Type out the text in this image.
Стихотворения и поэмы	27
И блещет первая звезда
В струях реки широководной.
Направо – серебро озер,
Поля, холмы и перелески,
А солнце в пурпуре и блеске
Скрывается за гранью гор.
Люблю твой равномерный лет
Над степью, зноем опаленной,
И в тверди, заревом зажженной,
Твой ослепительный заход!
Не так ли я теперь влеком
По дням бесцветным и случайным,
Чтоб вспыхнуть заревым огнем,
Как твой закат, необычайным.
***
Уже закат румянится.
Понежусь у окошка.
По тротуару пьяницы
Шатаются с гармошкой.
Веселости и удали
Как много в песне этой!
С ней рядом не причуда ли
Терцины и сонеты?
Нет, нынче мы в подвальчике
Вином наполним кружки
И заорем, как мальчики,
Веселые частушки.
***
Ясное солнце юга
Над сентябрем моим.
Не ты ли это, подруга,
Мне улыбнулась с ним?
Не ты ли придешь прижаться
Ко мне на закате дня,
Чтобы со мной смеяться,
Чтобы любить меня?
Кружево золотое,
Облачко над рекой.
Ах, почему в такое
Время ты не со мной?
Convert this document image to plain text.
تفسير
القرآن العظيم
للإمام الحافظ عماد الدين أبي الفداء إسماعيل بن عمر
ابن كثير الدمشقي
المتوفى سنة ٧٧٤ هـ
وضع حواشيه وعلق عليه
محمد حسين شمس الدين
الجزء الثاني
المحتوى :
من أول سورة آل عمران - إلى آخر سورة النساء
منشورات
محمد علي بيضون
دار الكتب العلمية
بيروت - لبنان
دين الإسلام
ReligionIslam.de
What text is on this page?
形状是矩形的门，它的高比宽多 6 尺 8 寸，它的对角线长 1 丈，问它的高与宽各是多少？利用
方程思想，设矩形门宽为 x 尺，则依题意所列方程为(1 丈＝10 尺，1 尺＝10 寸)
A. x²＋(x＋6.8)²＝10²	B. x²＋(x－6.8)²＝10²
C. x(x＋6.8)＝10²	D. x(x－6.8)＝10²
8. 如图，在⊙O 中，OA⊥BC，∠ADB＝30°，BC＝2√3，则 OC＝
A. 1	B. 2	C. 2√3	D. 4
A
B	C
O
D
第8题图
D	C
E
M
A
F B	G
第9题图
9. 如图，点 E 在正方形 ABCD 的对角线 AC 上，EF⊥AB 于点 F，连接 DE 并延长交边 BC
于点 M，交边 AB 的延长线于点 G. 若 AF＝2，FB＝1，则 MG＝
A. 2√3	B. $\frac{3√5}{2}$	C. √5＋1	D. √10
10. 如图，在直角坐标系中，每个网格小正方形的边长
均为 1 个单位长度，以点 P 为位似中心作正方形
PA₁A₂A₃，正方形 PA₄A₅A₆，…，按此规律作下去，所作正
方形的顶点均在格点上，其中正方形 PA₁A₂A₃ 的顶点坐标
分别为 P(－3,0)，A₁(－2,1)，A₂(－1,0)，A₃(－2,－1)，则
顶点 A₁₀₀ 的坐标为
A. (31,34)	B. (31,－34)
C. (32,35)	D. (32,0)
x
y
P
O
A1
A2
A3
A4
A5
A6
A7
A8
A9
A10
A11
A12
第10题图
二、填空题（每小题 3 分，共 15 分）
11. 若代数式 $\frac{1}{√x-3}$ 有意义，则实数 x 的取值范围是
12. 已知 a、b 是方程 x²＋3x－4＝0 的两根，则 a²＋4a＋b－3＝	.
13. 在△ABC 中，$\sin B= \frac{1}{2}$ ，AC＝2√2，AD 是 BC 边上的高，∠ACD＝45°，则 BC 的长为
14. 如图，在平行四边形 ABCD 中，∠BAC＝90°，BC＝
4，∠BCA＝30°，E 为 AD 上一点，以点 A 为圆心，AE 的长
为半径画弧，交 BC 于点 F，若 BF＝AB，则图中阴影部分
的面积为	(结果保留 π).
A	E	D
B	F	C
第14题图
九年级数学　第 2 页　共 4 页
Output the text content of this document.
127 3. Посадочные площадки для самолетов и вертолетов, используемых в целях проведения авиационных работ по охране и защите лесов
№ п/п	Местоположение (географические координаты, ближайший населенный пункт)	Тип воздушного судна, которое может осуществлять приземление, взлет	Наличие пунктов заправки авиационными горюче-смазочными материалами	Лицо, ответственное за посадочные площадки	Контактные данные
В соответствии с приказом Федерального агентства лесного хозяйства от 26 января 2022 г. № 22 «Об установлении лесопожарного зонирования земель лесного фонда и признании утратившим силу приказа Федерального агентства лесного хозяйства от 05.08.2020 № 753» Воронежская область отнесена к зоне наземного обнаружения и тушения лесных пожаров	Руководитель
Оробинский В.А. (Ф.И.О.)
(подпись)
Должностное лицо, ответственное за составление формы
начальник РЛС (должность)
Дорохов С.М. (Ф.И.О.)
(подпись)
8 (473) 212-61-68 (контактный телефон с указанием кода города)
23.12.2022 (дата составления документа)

========

How many lines in the records above hold the word "الدين"? Give only the number.

→ **Task answer**
2